Quote all entries in full, exactly.

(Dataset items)

•••

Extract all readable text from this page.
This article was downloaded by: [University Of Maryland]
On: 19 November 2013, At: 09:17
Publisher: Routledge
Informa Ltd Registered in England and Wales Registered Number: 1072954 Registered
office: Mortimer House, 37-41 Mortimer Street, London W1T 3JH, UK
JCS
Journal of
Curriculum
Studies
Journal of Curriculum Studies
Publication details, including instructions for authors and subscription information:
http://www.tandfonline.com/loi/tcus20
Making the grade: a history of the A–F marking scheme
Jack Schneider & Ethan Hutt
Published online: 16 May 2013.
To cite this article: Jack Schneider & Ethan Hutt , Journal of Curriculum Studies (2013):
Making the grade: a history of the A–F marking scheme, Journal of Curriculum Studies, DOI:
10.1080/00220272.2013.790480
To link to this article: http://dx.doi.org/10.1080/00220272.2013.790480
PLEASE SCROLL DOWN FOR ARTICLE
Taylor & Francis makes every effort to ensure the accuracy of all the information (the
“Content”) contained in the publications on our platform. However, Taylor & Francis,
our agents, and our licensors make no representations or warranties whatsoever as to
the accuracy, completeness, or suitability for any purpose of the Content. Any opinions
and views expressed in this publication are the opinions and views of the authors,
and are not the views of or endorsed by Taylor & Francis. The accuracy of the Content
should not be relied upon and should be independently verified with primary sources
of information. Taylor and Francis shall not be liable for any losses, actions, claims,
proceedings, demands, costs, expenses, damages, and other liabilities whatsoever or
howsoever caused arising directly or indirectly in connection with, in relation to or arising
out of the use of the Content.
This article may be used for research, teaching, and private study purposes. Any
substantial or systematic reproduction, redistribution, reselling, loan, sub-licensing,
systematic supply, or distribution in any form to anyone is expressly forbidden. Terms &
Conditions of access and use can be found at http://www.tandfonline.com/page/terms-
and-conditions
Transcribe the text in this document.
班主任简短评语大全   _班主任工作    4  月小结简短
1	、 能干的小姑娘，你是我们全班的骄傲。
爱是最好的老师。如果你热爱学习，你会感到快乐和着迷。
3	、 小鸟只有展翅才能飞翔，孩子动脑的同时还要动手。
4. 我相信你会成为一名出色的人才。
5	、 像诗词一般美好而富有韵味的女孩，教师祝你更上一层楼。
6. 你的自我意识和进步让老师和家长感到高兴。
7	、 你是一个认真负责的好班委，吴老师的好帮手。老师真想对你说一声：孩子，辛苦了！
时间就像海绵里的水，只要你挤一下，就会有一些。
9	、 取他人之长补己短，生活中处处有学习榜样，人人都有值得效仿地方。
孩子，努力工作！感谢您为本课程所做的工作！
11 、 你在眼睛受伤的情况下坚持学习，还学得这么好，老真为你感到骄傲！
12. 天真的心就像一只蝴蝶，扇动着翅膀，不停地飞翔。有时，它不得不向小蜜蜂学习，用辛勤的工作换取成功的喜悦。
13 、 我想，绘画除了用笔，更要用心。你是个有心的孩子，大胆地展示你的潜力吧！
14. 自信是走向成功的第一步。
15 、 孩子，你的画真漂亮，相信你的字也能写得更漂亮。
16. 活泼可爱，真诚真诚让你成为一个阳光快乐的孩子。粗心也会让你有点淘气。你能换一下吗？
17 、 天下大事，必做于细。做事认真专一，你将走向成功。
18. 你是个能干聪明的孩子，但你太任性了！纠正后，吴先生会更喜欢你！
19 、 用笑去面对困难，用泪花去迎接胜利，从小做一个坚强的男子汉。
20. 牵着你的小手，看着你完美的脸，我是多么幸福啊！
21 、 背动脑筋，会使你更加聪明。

•••

Result:
Extract all readable text from this page.
This article was downloaded by: [University Of Maryland]
On: 19 November 2013, At: 09:17
Publisher: Routledge
Informa Ltd Registered in England and Wales Registered Number: 1072954 Registered
office: Mortimer House, 37-41 Mortimer Street, London W1T 3JH, UK
JCS
Journal of
Curriculum
Studies
Journal of Curriculum Studies
Publication details, including instructions for authors and subscription information:
http://www.tandfonline.com/loi/tcus20
Making the grade: a history of the A–F marking scheme
Jack Schneider & Ethan Hutt
Published online: 16 May 2013.
To cite this article: Jack Schneider & Ethan Hutt , Journal of Curriculum Studies (2013):
Making the grade: a history of the A–F marking scheme, Journal of Curriculum Studies, DOI:
10.1080/00220272.2013.790480
To link to this article: http://dx.doi.org/10.1080/00220272.2013.790480
PLEASE SCROLL DOWN FOR ARTICLE
Taylor & Francis makes every effort to ensure the accuracy of all the information (the
“Content”) contained in the publications on our platform. However, Taylor & Francis,
our agents, and our licensors make no representations or warranties whatsoever as to
the accuracy, completeness, or suitability for any purpose of the Content. Any opinions
and views expressed in this publication are the opinions and views of the authors,
and are not the views of or endorsed by Taylor & Francis. The accuracy of the Content
should not be relied upon and should be independently verified with primary sources
of information. Taylor and Francis shall not be liable for any losses, actions, claims,
proceedings, demands, costs, expenses, damages, and other liabilities whatsoever or
howsoever caused arising directly or indirectly in connection with, in relation to or arising
out of the use of the Content.
This article may be used for research, teaching, and private study purposes. Any
substantial or systematic reproduction, redistribution, reselling, loan, sub-licensing,
systematic supply, or distribution in any form to anyone is expressly forbidden. Terms &
Conditions of access and use can be found at http://www.tandfonline.com/page/terms-
and-conditions
Transcribe the text in this document.
班主任简短评语大全   _班主任工作    4  月小结简短
1	、 能干的小姑娘，你是我们全班的骄傲。
爱是最好的老师。如果你热爱学习，你会感到快乐和着迷。
3	、 小鸟只有展翅才能飞翔，孩子动脑的同时还要动手。
4. 我相信你会成为一名出色的人才。
5	、 像诗词一般美好而富有韵味的女孩，教师祝你更上一层楼。
6. 你的自我意识和进步让老师和家长感到高兴。
7	、 你是一个认真负责的好班委，吴老师的好帮手。老师真想对你说一声：孩子，辛苦了！
时间就像海绵里的水，只要你挤一下，就会有一些。
9	、 取他人之长补己短，生活中处处有学习榜样，人人都有值得效仿地方。
孩子，努力工作！感谢您为本课程所做的工作！
11 、 你在眼睛受伤的情况下坚持学习，还学得这么好，老真为你感到骄傲！
12. 天真的心就像一只蝴蝶，扇动着翅膀，不停地飞翔。有时，它不得不向小蜜蜂学习，用辛勤的工作换取成功的喜悦。
13 、 我想，绘画除了用笔，更要用心。你是个有心的孩子，大胆地展示你的潜力吧！
14. 自信是走向成功的第一步。
15 、 孩子，你的画真漂亮，相信你的字也能写得更漂亮。
16. 活泼可爱，真诚真诚让你成为一个阳光快乐的孩子。粗心也会让你有点淘气。你能换一下吗？
17 、 天下大事，必做于细。做事认真专一，你将走向成功。
18. 你是个能干聪明的孩子，但你太任性了！纠正后，吴先生会更喜欢你！
19 、 用笑去面对困难，用泪花去迎接胜利，从小做一个坚强的男子汉。
20. 牵着你的小手，看着你完美的脸，我是多么幸福啊！
21 、 背动脑筋，会使你更加聪明。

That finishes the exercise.